◆ **Stated exercise**:
Each line in the entries below that holds the string "this" is to be listed.

======== Provided material ========

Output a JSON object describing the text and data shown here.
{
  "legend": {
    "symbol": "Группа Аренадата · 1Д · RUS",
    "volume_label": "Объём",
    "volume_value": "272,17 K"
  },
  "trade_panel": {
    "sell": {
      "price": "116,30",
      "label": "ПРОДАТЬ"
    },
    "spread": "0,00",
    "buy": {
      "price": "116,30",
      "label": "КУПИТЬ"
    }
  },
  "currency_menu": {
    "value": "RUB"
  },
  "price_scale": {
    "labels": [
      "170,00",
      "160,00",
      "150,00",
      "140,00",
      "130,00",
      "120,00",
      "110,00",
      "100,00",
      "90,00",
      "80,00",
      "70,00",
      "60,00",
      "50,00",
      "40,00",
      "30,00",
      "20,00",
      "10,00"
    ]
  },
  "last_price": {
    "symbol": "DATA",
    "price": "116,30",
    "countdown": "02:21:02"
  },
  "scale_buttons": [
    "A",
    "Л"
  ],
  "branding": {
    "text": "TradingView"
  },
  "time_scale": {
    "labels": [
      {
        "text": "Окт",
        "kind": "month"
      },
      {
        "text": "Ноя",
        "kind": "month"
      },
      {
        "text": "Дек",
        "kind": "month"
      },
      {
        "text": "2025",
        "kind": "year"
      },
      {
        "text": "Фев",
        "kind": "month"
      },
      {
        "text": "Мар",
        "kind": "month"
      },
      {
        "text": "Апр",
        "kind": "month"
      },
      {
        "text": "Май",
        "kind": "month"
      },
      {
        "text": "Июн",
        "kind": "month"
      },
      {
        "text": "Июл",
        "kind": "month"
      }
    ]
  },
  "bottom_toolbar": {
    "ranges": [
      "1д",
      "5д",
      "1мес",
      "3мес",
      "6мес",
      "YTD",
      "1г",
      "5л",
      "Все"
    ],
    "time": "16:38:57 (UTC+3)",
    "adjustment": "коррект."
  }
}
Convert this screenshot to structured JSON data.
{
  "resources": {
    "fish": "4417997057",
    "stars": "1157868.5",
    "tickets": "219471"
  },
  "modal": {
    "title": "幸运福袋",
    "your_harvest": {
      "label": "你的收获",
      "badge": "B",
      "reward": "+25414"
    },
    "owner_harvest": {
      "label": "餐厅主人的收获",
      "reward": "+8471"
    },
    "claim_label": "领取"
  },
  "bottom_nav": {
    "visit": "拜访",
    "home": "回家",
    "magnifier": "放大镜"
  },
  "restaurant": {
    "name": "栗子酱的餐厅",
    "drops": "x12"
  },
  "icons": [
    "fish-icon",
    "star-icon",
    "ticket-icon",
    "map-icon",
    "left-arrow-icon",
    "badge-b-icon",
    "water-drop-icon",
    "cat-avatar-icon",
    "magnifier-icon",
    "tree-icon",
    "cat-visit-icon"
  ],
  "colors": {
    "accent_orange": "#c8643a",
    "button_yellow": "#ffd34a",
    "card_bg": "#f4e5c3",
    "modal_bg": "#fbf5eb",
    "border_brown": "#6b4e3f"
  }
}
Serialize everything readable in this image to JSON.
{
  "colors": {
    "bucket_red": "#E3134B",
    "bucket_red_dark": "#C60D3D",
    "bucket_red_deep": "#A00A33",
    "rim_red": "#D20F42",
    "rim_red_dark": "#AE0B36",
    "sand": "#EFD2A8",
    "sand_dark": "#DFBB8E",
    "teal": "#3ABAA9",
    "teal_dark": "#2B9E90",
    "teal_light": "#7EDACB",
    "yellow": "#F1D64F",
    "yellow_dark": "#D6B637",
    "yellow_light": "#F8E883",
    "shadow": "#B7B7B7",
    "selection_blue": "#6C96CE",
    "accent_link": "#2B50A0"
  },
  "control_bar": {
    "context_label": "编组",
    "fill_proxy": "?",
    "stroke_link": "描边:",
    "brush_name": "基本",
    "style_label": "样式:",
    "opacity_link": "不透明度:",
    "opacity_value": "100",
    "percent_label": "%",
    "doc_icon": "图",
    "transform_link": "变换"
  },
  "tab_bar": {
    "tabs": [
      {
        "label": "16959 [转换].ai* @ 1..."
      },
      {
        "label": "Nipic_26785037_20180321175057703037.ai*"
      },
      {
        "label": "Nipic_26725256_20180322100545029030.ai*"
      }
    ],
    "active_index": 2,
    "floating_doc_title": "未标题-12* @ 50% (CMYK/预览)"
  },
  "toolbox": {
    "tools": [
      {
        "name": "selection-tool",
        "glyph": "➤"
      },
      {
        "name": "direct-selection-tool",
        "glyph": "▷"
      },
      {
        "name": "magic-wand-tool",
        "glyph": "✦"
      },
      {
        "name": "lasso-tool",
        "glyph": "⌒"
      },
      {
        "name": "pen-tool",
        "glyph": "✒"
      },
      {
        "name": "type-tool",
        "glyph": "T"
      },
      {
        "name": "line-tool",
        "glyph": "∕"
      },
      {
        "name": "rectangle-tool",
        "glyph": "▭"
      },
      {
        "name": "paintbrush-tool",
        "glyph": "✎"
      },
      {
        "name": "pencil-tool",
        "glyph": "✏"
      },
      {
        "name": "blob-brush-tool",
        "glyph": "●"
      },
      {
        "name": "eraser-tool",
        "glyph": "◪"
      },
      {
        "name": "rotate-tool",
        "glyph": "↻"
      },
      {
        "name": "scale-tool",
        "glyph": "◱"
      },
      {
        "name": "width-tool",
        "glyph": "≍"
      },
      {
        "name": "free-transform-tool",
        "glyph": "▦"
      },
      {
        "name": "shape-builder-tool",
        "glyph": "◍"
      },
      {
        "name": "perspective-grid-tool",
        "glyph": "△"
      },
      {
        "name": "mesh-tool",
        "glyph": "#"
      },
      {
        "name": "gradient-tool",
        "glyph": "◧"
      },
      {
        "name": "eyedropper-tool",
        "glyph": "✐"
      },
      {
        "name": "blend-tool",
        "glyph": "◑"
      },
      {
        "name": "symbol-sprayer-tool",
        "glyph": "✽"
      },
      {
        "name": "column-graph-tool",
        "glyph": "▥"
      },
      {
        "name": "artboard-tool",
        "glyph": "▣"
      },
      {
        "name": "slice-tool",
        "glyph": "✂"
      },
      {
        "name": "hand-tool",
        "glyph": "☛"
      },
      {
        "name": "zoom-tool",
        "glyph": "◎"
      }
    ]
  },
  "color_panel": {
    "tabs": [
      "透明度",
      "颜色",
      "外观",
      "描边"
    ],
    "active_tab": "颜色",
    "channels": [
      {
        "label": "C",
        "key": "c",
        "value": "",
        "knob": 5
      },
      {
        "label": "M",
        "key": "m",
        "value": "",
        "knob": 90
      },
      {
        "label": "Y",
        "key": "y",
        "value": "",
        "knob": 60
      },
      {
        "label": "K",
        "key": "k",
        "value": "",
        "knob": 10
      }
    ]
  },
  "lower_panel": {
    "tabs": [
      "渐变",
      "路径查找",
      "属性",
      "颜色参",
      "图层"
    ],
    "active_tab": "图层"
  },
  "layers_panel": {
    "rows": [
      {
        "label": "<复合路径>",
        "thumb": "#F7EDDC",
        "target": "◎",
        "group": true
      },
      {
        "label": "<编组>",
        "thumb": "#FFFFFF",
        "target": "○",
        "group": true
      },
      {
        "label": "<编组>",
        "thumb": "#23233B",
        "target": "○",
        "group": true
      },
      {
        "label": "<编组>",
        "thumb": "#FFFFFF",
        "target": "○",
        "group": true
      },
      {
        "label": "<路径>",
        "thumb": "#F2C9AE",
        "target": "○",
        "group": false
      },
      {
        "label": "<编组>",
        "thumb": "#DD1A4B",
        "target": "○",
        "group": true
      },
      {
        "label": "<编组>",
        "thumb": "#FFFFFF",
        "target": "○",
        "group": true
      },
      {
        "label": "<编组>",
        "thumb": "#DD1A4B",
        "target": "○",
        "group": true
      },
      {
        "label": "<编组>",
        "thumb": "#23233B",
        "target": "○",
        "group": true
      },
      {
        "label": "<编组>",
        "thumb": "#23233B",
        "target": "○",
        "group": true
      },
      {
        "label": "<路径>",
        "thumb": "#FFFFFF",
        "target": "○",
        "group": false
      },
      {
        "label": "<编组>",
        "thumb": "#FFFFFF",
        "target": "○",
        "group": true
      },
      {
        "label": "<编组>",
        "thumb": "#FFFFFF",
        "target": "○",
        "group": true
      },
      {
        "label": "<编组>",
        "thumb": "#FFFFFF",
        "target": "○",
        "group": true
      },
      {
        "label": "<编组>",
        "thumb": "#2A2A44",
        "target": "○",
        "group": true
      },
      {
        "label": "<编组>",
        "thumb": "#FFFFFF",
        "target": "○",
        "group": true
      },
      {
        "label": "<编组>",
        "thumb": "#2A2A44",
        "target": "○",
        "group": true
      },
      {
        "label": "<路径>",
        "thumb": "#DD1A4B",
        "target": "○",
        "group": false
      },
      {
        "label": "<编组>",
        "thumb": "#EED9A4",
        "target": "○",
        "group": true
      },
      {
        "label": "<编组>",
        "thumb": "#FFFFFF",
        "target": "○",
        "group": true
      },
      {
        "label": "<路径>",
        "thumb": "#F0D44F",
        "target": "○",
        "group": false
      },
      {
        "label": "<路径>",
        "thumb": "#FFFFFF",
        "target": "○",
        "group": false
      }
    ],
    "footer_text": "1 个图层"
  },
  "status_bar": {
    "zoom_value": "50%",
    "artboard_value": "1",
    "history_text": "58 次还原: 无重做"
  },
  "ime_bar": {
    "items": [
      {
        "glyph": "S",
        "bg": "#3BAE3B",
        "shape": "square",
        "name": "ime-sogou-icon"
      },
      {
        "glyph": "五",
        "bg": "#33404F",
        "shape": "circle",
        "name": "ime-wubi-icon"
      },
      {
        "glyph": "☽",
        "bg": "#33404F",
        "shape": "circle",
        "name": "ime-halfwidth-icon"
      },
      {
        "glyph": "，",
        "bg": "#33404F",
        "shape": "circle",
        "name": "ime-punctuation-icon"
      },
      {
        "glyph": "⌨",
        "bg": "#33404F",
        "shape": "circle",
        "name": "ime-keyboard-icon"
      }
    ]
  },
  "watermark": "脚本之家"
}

========

◆ **Expected answer**:
Convert this screenshot to structured JSON data.
Serialize everything readable in this image to JSON.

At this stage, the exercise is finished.